REQUIREMENT:
Set out every line bearing the string "JSON".

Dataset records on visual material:
..........
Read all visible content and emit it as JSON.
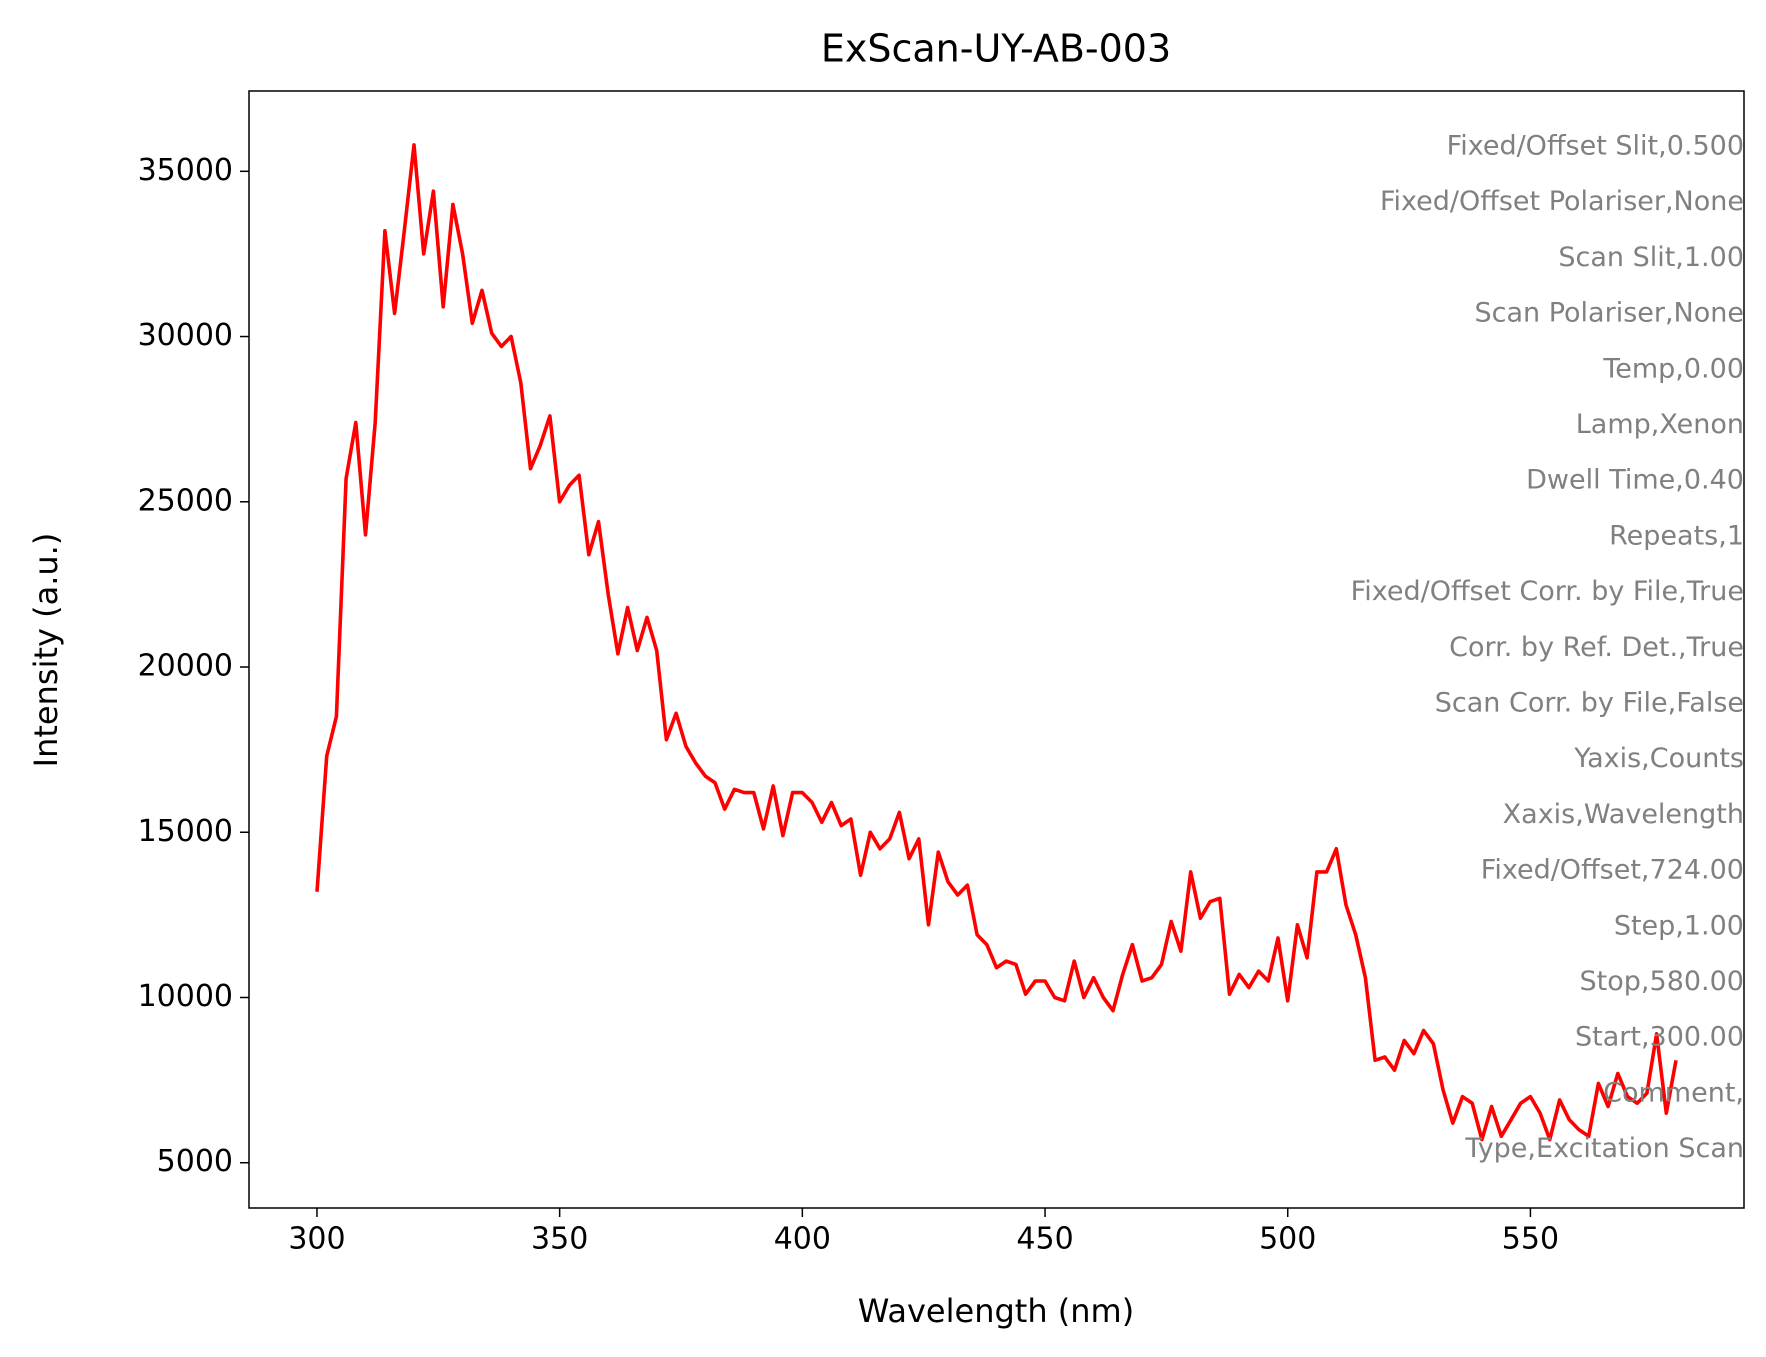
{
  "chart_data": {
    "type": "line",
    "title": "ExScan-UY-AB-003",
    "xlabel": "Wavelength (nm)",
    "ylabel": "Intensity (a.u.)",
    "xlim": [
      286,
      594
    ],
    "xticks": [
      300,
      350,
      400,
      450,
      500,
      550
    ],
    "ylim": [
      3630,
      37430
    ],
    "yticks": [
      5000,
      10000,
      15000,
      20000,
      25000,
      30000,
      35000
    ],
    "x": [
      300,
      302,
      304,
      306,
      308,
      310,
      312,
      314,
      316,
      318,
      320,
      322,
      324,
      326,
      328,
      330,
      332,
      334,
      336,
      338,
      340,
      342,
      344,
      346,
      348,
      350,
      352,
      354,
      356,
      358,
      360,
      362,
      364,
      366,
      368,
      370,
      372,
      374,
      376,
      378,
      380,
      382,
      384,
      386,
      388,
      390,
      392,
      394,
      396,
      398,
      400,
      402,
      404,
      406,
      408,
      410,
      412,
      414,
      416,
      418,
      420,
      422,
      424,
      426,
      428,
      430,
      432,
      434,
      436,
      438,
      440,
      442,
      444,
      446,
      448,
      450,
      452,
      454,
      456,
      458,
      460,
      462,
      464,
      466,
      468,
      470,
      472,
      474,
      476,
      478,
      480,
      482,
      484,
      486,
      488,
      490,
      492,
      494,
      496,
      498,
      500,
      502,
      504,
      506,
      508,
      510,
      512,
      514,
      516,
      518,
      520,
      522,
      524,
      526,
      528,
      530,
      532,
      534,
      536,
      538,
      540,
      542,
      544,
      546,
      548,
      550,
      552,
      554,
      556,
      558,
      560,
      562,
      564,
      566,
      568,
      570,
      572,
      574,
      576,
      578,
      580
    ],
    "series": [
      {
        "color": "#ff0000",
        "values": [
          13200,
          17300,
          18500,
          25700,
          27400,
          24000,
          27400,
          33200,
          30700,
          33200,
          35800,
          32500,
          34400,
          30900,
          34000,
          32500,
          30400,
          31400,
          30100,
          29700,
          30000,
          28600,
          26000,
          26700,
          27600,
          25000,
          25500,
          25800,
          23400,
          24400,
          22200,
          20400,
          21800,
          20500,
          21500,
          20500,
          17800,
          18600,
          17600,
          17100,
          16700,
          16500,
          15700,
          16300,
          16200,
          16200,
          15100,
          16400,
          14900,
          16200,
          16200,
          15900,
          15300,
          15900,
          15200,
          15400,
          13700,
          15000,
          14500,
          14800,
          15600,
          14200,
          14800,
          12200,
          14400,
          13500,
          13100,
          13400,
          11900,
          11600,
          10900,
          11100,
          11000,
          10100,
          10500,
          10500,
          10000,
          9900,
          11100,
          10000,
          10600,
          10000,
          9600,
          10700,
          11600,
          10500,
          10600,
          11000,
          12300,
          11400,
          13800,
          12400,
          12900,
          13000,
          10100,
          10700,
          10300,
          10800,
          10500,
          11800,
          9900,
          12200,
          11200,
          13800,
          13800,
          14500,
          12800,
          11900,
          10600,
          8100,
          8200,
          7800,
          8700,
          8300,
          9000,
          8600,
          7200,
          6200,
          7000,
          6800,
          5700,
          6700,
          5800,
          6300,
          6800,
          7000,
          6500,
          5700,
          6900,
          6300,
          6000,
          5800,
          7400,
          6700,
          7700,
          7000,
          6800,
          7100,
          8900,
          6500,
          8100
        ]
      }
    ],
    "annotations": [
      "Fixed/Offset Slit,0.500",
      "Fixed/Offset Polariser,None",
      "Scan Slit,1.00",
      "Scan Polariser,None",
      "Temp,0.00",
      "Lamp,Xenon",
      "Dwell Time,0.40",
      "Repeats,1",
      "Fixed/Offset Corr. by File,True",
      "Corr. by Ref. Det.,True",
      "Scan Corr. by File,False",
      "Yaxis,Counts",
      "Xaxis,Wavelength",
      "Fixed/Offset,724.00",
      "Step,1.00",
      "Stop,580.00",
      "Start,300.00",
      "Comment,",
      "Type,Excitation Scan"
    ],
    "annotation_color": "#808080"
  }
}
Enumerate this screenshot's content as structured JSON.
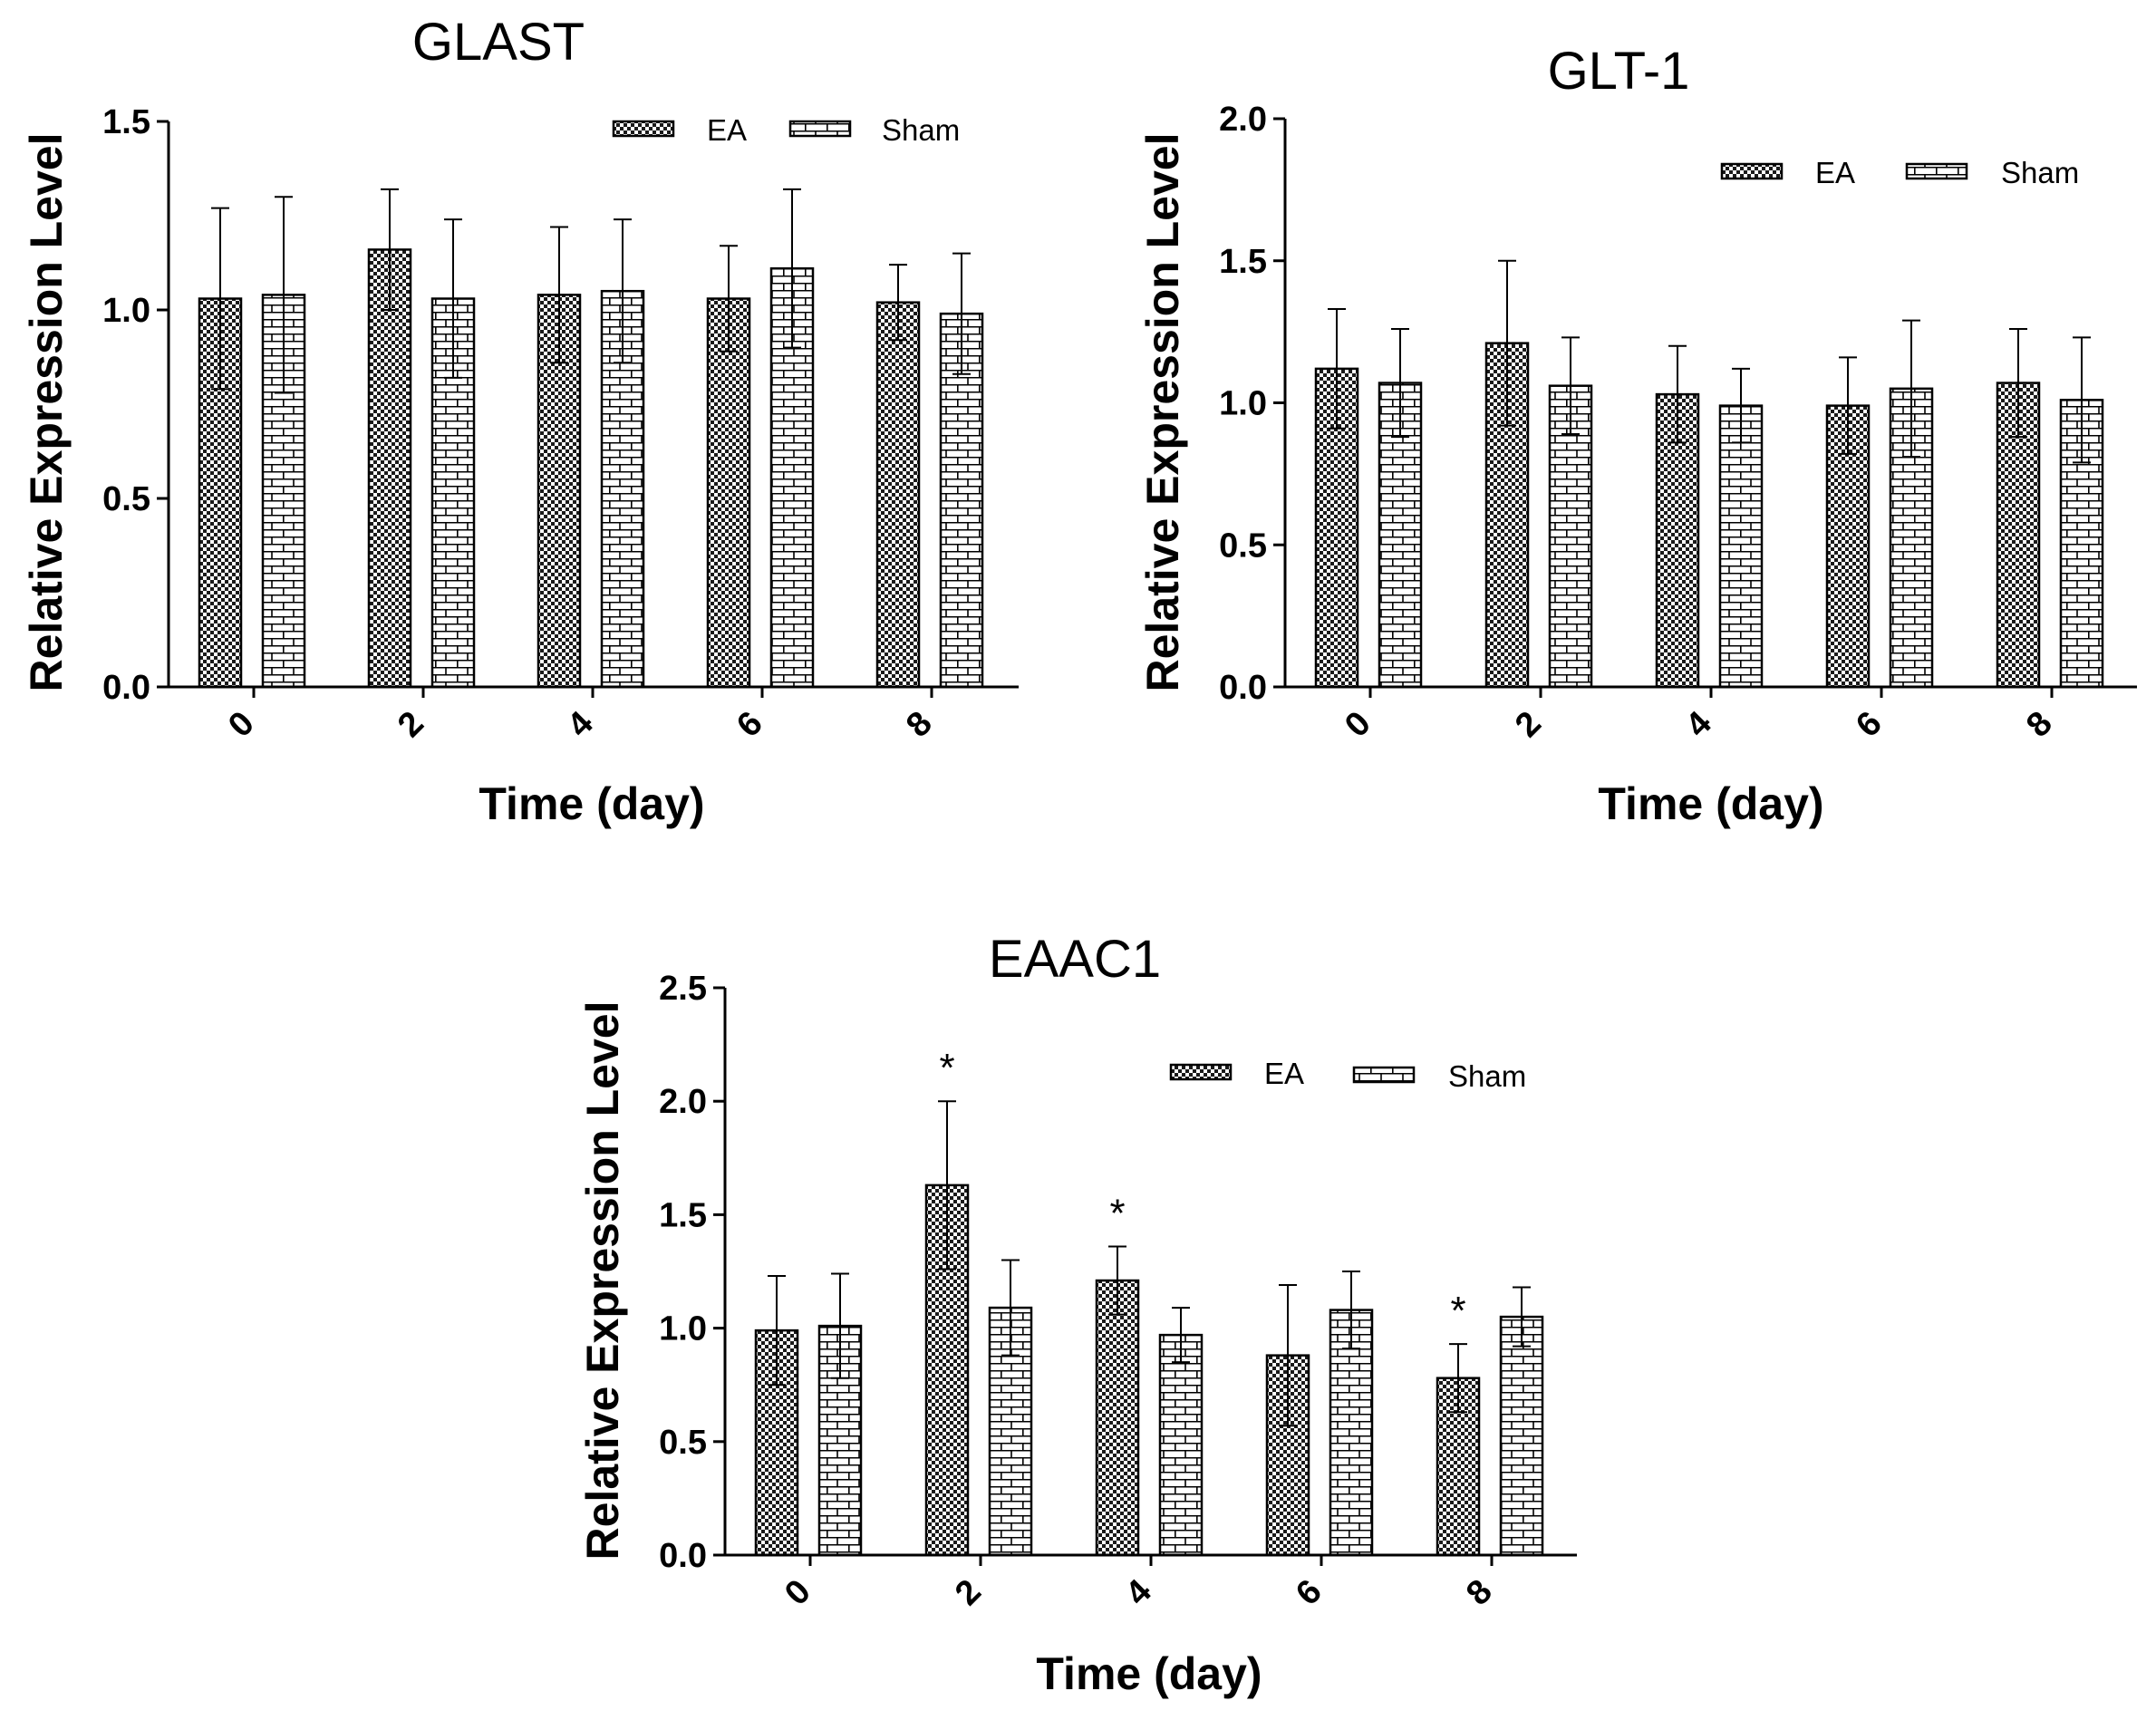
{
  "figure": {
    "panels": [
      "GLAST",
      "GLT-1",
      "EAAC1"
    ]
  },
  "chart_data": [
    {
      "id": "glast",
      "type": "bar",
      "title": "GLAST",
      "xlabel": "Time (day)",
      "ylabel": "Relative Expression Level",
      "categories": [
        "0",
        "2",
        "4",
        "6",
        "8"
      ],
      "ylim": [
        0,
        1.5
      ],
      "yticks": [
        "0.0",
        "0.5",
        "1.0",
        "1.5"
      ],
      "legend_position": "top-right",
      "series": [
        {
          "name": "EA",
          "pattern": "checker",
          "values": [
            1.03,
            1.16,
            1.04,
            1.03,
            1.02
          ],
          "errors": [
            0.24,
            0.16,
            0.18,
            0.14,
            0.1
          ]
        },
        {
          "name": "Sham",
          "pattern": "brick",
          "values": [
            1.04,
            1.03,
            1.05,
            1.11,
            0.99
          ],
          "errors": [
            0.26,
            0.21,
            0.19,
            0.21,
            0.16
          ]
        }
      ],
      "annotations": []
    },
    {
      "id": "glt1",
      "type": "bar",
      "title": "GLT-1",
      "xlabel": "Time (day)",
      "ylabel": "Relative Expression Level",
      "categories": [
        "0",
        "2",
        "4",
        "6",
        "8"
      ],
      "ylim": [
        0,
        2.0
      ],
      "yticks": [
        "0.0",
        "0.5",
        "1.0",
        "1.5",
        "2.0"
      ],
      "legend_position": "top-right",
      "series": [
        {
          "name": "EA",
          "pattern": "checker",
          "values": [
            1.12,
            1.21,
            1.03,
            0.99,
            1.07
          ],
          "errors": [
            0.21,
            0.29,
            0.17,
            0.17,
            0.19
          ]
        },
        {
          "name": "Sham",
          "pattern": "brick",
          "values": [
            1.07,
            1.06,
            0.99,
            1.05,
            1.01
          ],
          "errors": [
            0.19,
            0.17,
            0.13,
            0.24,
            0.22
          ]
        }
      ],
      "annotations": []
    },
    {
      "id": "eaac1",
      "type": "bar",
      "title": "EAAC1",
      "xlabel": "Time (day)",
      "ylabel": "Relative Expression Level",
      "categories": [
        "0",
        "2",
        "4",
        "6",
        "8"
      ],
      "ylim": [
        0,
        2.5
      ],
      "yticks": [
        "0.0",
        "0.5",
        "1.0",
        "1.5",
        "2.0",
        "2.5"
      ],
      "legend_position": "top-right",
      "series": [
        {
          "name": "EA",
          "pattern": "checker",
          "values": [
            0.99,
            1.63,
            1.21,
            0.88,
            0.78
          ],
          "errors": [
            0.24,
            0.37,
            0.15,
            0.31,
            0.15
          ]
        },
        {
          "name": "Sham",
          "pattern": "brick",
          "values": [
            1.01,
            1.09,
            0.97,
            1.08,
            1.05
          ],
          "errors": [
            0.23,
            0.21,
            0.12,
            0.17,
            0.13
          ]
        }
      ],
      "annotations": [
        {
          "category": "2",
          "series": "EA",
          "text": "*"
        },
        {
          "category": "4",
          "series": "EA",
          "text": "*"
        },
        {
          "category": "8",
          "series": "EA",
          "text": "*"
        }
      ]
    }
  ]
}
..........
EXERCISE SOLUTION:
Read all visible content and emit it as JSON.
Enumerate this screenshot's content as structured JSON.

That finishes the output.